> **Exercise objective**
Filter these entries so that only lines with the word "this" remain.

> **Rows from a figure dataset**
□ □ □ □

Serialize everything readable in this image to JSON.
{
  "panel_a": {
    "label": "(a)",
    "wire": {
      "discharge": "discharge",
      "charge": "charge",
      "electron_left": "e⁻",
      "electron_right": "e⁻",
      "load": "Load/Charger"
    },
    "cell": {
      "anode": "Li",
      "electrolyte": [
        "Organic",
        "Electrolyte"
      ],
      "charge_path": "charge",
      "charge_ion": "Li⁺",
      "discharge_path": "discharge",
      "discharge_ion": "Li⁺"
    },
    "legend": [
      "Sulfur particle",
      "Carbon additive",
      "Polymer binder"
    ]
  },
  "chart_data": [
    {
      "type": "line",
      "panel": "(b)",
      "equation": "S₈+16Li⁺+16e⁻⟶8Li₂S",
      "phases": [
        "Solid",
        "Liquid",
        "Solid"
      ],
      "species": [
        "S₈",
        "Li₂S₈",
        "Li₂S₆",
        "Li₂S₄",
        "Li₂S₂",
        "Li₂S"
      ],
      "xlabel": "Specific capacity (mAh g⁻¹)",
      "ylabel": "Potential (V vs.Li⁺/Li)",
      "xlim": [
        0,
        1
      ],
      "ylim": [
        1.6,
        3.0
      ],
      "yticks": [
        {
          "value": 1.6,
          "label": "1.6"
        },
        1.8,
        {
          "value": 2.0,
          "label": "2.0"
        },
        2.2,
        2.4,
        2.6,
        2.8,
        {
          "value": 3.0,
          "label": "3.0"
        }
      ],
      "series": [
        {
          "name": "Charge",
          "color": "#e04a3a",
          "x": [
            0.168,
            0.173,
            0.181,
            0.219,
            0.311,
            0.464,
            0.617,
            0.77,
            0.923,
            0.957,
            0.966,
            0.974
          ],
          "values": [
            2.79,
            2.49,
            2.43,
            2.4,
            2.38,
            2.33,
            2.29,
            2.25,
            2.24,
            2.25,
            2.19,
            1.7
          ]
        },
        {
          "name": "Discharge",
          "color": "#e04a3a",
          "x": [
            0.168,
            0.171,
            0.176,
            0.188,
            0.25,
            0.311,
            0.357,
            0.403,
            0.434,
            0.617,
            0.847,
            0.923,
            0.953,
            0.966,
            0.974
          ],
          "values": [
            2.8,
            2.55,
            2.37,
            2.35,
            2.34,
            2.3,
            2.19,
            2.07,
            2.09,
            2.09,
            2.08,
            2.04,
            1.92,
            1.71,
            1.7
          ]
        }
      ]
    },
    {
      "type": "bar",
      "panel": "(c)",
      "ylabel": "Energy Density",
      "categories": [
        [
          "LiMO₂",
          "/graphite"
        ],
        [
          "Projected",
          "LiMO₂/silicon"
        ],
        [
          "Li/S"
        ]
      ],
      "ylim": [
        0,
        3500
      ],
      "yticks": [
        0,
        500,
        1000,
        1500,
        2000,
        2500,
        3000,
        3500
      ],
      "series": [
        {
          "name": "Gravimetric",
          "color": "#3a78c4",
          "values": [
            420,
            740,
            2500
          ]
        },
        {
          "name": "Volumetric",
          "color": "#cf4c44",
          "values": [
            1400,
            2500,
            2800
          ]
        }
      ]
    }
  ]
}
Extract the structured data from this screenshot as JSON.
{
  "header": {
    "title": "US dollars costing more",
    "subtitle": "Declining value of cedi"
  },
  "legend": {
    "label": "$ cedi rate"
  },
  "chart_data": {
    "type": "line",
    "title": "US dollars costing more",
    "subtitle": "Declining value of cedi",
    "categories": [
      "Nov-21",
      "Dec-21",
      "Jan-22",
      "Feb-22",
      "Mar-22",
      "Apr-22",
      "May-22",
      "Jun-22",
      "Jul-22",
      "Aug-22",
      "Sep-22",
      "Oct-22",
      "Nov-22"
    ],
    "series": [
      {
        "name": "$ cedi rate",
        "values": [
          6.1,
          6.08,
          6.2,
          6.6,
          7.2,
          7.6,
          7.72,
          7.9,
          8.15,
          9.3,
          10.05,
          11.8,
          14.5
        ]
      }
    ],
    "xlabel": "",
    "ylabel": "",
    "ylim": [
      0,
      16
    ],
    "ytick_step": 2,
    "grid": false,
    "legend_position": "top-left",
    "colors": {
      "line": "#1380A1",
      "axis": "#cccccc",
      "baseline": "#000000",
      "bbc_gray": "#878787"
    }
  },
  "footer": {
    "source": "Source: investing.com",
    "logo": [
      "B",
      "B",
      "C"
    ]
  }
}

□ □ □ □

> **Complete answer**
Serialize everything readable in this image to JSON.
Extract the structured data from this screenshot as JSON.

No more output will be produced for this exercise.